STATED TASK – Return each entry exactly, omitting nothing.

begin SOURCE MATERIAL

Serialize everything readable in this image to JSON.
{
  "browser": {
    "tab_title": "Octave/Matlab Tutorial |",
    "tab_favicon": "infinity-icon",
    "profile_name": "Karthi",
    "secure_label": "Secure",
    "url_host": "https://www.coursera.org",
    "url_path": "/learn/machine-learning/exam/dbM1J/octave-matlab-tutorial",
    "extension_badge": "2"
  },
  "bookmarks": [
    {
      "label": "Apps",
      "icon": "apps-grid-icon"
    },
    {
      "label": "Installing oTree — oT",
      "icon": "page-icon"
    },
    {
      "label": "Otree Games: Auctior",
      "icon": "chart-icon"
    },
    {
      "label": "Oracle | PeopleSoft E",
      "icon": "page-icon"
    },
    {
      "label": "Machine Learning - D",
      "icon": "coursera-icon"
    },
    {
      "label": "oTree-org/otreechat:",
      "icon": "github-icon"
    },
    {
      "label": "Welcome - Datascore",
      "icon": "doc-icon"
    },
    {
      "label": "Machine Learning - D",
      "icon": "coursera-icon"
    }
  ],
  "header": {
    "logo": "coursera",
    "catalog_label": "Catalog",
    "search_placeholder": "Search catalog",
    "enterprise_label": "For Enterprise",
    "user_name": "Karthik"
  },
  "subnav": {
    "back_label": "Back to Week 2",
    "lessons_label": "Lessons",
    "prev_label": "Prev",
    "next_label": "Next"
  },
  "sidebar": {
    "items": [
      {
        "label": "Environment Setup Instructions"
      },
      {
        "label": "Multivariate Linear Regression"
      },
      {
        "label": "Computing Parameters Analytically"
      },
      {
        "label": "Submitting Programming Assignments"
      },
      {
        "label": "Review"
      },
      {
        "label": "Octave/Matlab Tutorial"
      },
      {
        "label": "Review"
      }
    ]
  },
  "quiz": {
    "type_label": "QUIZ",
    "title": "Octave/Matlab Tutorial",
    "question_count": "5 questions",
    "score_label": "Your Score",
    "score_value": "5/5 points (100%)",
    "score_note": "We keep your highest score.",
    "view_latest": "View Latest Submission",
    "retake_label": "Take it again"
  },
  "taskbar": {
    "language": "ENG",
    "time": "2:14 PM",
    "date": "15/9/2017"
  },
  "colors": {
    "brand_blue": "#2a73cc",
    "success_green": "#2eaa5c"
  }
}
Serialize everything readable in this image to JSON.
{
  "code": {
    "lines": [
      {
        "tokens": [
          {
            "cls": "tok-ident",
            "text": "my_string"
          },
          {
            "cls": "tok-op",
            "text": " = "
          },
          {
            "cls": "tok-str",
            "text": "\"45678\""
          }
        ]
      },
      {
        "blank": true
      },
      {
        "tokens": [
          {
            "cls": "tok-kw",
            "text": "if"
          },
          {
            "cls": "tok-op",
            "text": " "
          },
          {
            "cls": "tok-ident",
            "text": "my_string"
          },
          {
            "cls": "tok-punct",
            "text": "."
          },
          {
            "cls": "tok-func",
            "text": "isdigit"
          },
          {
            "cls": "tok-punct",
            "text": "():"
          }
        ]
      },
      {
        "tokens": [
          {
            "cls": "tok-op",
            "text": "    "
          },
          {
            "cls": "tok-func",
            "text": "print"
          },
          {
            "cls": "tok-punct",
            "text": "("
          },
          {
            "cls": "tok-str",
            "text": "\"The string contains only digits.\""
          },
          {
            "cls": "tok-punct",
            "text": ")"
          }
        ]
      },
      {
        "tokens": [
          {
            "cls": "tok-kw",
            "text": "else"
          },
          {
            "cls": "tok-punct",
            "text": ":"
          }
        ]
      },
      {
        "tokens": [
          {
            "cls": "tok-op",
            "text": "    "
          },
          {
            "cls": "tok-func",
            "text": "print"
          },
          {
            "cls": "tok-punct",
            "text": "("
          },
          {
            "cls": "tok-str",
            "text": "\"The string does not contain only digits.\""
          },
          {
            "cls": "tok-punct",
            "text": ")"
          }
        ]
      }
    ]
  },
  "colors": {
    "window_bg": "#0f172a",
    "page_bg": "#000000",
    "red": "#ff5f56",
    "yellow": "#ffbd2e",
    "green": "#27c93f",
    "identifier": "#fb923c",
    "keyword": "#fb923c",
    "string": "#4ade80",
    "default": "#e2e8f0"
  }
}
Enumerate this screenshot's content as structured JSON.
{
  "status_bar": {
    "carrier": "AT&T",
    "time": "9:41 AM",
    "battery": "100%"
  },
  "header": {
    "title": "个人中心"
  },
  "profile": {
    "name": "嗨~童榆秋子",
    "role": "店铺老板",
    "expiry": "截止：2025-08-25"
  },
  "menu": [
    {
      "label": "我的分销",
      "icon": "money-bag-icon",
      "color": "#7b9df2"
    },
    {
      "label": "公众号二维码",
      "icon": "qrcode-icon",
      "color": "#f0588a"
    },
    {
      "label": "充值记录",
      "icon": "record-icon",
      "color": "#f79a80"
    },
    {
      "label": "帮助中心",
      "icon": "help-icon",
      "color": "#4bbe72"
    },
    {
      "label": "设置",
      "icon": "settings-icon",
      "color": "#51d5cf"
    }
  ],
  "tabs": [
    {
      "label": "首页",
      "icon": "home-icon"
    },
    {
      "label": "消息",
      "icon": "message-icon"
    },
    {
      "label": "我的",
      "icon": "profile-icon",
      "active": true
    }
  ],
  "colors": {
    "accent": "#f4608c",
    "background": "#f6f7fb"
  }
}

end SOURCE MATERIAL

WRITTEN SOLUTION –
Serialize everything readable in this image to JSON.
{
  "browser": {
    "tab_title": "Octave/Matlab Tutorial |",
    "tab_favicon": "infinity-icon",
    "profile_name": "Karthi",
    "secure_label": "Secure",
    "url_host": "https://www.coursera.org",
    "url_path": "/learn/machine-learning/exam/dbM1J/octave-matlab-tutorial",
    "extension_badge": "2"
  },
  "bookmarks": [
    {
      "label": "Apps",
      "icon": "apps-grid-icon"
    },
    {
      "label": "Installing oTree — oT",
      "icon": "page-icon"
    },
    {
      "label": "Otree Games: Auctior",
      "icon": "chart-icon"
    },
    {
      "label": "Oracle | PeopleSoft E",
      "icon": "page-icon"
    },
    {
      "label": "Machine Learning - D",
      "icon": "coursera-icon"
    },
    {
      "label": "oTree-org/otreechat:",
      "icon": "github-icon"
    },
    {
      "label": "Welcome - Datascore",
      "icon": "doc-icon"
    },
    {
      "label": "Machine Learning - D",
      "icon": "coursera-icon"
    }
  ],
  "header": {
    "logo": "coursera",
    "catalog_label": "Catalog",
    "search_placeholder": "Search catalog",
    "enterprise_label": "For Enterprise",
    "user_name": "Karthik"
  },
  "subnav": {
    "back_label": "Back to Week 2",
    "lessons_label": "Lessons",
    "prev_label": "Prev",
    "next_label": "Next"
  },
  "sidebar": {
    "items": [
      {
        "label": "Environment Setup Instructions"
      },
      {
        "label": "Multivariate Linear Regression"
      },
      {
        "label": "Computing Parameters Analytically"
      },
      {
        "label": "Submitting Programming Assignments"
      },
      {
        "label": "Review"
      },
      {
        "label": "Octave/Matlab Tutorial"
      },
      {
        "label": "Review"
      }
    ]
  },
  "quiz": {
    "type_label": "QUIZ",
    "title": "Octave/Matlab Tutorial",
    "question_count": "5 questions",
    "score_label": "Your Score",
    "score_value": "5/5 points (100%)",
    "score_note": "We keep your highest score.",
    "view_latest": "View Latest Submission",
    "retake_label": "Take it again"
  },
  "taskbar": {
    "language": "ENG",
    "time": "2:14 PM",
    "date": "15/9/2017"
  },
  "colors": {
    "brand_blue": "#2a73cc",
    "success_green": "#2eaa5c"
  }
}
Serialize everything readable in this image to JSON.
{
  "code": {
    "lines": [
      {
        "tokens": [
          {
            "cls": "tok-ident",
            "text": "my_string"
          },
          {
            "cls": "tok-op",
            "text": " = "
          },
          {
            "cls": "tok-str",
            "text": "\"45678\""
          }
        ]
      },
      {
        "blank": true
      },
      {
        "tokens": [
          {
            "cls": "tok-kw",
            "text": "if"
          },
          {
            "cls": "tok-op",
            "text": " "
          },
          {
            "cls": "tok-ident",
            "text": "my_string"
          },
          {
            "cls": "tok-punct",
            "text": "."
          },
          {
            "cls": "tok-func",
            "text": "isdigit"
          },
          {
            "cls": "tok-punct",
            "text": "():"
          }
        ]
      },
      {
        "tokens": [
          {
            "cls": "tok-op",
            "text": "    "
          },
          {
            "cls": "tok-func",
            "text": "print"
          },
          {
            "cls": "tok-punct",
            "text": "("
          },
          {
            "cls": "tok-str",
            "text": "\"The string contains only digits.\""
          },
          {
            "cls": "tok-punct",
            "text": ")"
          }
        ]
      },
      {
        "tokens": [
          {
            "cls": "tok-kw",
            "text": "else"
          },
          {
            "cls": "tok-punct",
            "text": ":"
          }
        ]
      },
      {
        "tokens": [
          {
            "cls": "tok-op",
            "text": "    "
          },
          {
            "cls": "tok-func",
            "text": "print"
          },
          {
            "cls": "tok-punct",
            "text": "("
          },
          {
            "cls": "tok-str",
            "text": "\"The string does not contain only digits.\""
          },
          {
            "cls": "tok-punct",
            "text": ")"
          }
        ]
      }
    ]
  },
  "colors": {
    "window_bg": "#0f172a",
    "page_bg": "#000000",
    "red": "#ff5f56",
    "yellow": "#ffbd2e",
    "green": "#27c93f",
    "identifier": "#fb923c",
    "keyword": "#fb923c",
    "string": "#4ade80",
    "default": "#e2e8f0"
  }
}
Enumerate this screenshot's content as structured JSON.
{
  "status_bar": {
    "carrier": "AT&T",
    "time": "9:41 AM",
    "battery": "100%"
  },
  "header": {
    "title": "个人中心"
  },
  "profile": {
    "name": "嗨~童榆秋子",
    "role": "店铺老板",
    "expiry": "截止：2025-08-25"
  },
  "menu": [
    {
      "label": "我的分销",
      "icon": "money-bag-icon",
      "color": "#7b9df2"
    },
    {
      "label": "公众号二维码",
      "icon": "qrcode-icon",
      "color": "#f0588a"
    },
    {
      "label": "充值记录",
      "icon": "record-icon",
      "color": "#f79a80"
    },
    {
      "label": "帮助中心",
      "icon": "help-icon",
      "color": "#4bbe72"
    },
    {
      "label": "设置",
      "icon": "settings-icon",
      "color": "#51d5cf"
    }
  ],
  "tabs": [
    {
      "label": "首页",
      "icon": "home-icon"
    },
    {
      "label": "消息",
      "icon": "message-icon"
    },
    {
      "label": "我的",
      "icon": "profile-icon",
      "active": true
    }
  ],
  "colors": {
    "accent": "#f4608c",
    "background": "#f6f7fb"
  }
}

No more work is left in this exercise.